Directions for this task: Extract the listing in its entirety, keeping each line identical to the original.

Stored data:
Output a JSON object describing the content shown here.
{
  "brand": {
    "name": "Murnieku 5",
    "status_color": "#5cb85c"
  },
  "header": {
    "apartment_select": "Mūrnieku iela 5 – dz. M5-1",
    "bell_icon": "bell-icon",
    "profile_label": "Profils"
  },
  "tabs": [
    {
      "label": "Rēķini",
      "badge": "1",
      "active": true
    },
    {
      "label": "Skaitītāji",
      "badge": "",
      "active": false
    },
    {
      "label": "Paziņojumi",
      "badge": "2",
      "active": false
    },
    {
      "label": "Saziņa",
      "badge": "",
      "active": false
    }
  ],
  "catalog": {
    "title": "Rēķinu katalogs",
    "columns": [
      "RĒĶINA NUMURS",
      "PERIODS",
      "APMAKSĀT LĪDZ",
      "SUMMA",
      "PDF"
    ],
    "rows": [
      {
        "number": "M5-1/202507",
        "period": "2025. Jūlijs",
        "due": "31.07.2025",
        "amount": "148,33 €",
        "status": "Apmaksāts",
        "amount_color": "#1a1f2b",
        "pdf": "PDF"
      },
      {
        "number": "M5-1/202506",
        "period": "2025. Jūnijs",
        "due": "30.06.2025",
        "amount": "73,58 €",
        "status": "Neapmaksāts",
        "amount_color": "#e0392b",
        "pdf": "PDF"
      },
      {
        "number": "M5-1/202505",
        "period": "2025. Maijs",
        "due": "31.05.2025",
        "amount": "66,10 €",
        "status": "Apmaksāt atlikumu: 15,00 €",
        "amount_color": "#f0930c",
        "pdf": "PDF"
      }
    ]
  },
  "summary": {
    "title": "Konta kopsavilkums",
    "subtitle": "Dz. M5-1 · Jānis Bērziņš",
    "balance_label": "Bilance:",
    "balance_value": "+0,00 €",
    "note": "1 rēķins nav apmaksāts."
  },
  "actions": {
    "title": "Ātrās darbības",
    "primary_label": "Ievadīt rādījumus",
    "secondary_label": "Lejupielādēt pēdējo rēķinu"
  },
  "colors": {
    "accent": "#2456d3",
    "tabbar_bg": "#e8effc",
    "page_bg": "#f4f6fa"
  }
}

Task solution:
Output a JSON object describing the content shown here.
{
  "brand": {
    "name": "Murnieku 5",
    "status_color": "#5cb85c"
  },
  "header": {
    "apartment_select": "Mūrnieku iela 5 – dz. M5-1",
    "bell_icon": "bell-icon",
    "profile_label": "Profils"
  },
  "tabs": [
    {
      "label": "Rēķini",
      "badge": "1",
      "active": true
    },
    {
      "label": "Skaitītāji",
      "badge": "",
      "active": false
    },
    {
      "label": "Paziņojumi",
      "badge": "2",
      "active": false
    },
    {
      "label": "Saziņa",
      "badge": "",
      "active": false
    }
  ],
  "catalog": {
    "title": "Rēķinu katalogs",
    "columns": [
      "RĒĶINA NUMURS",
      "PERIODS",
      "APMAKSĀT LĪDZ",
      "SUMMA",
      "PDF"
    ],
    "rows": [
      {
        "number": "M5-1/202507",
        "period": "2025. Jūlijs",
        "due": "31.07.2025",
        "amount": "148,33 €",
        "status": "Apmaksāts",
        "amount_color": "#1a1f2b",
        "pdf": "PDF"
      },
      {
        "number": "M5-1/202506",
        "period": "2025. Jūnijs",
        "due": "30.06.2025",
        "amount": "73,58 €",
        "status": "Neapmaksāts",
        "amount_color": "#e0392b",
        "pdf": "PDF"
      },
      {
        "number": "M5-1/202505",
        "period": "2025. Maijs",
        "due": "31.05.2025",
        "amount": "66,10 €",
        "status": "Apmaksāt atlikumu: 15,00 €",
        "amount_color": "#f0930c",
        "pdf": "PDF"
      }
    ]
  },
  "summary": {
    "title": "Konta kopsavilkums",
    "subtitle": "Dz. M5-1 · Jānis Bērziņš",
    "balance_label": "Bilance:",
    "balance_value": "+0,00 €",
    "note": "1 rēķins nav apmaksāts."
  },
  "actions": {
    "title": "Ātrās darbības",
    "primary_label": "Ievadīt rādījumus",
    "secondary_label": "Lejupielādēt pēdējo rēķinu"
  },
  "colors": {
    "accent": "#2456d3",
    "tabbar_bg": "#e8effc",
    "page_bg": "#f4f6fa"
  }
}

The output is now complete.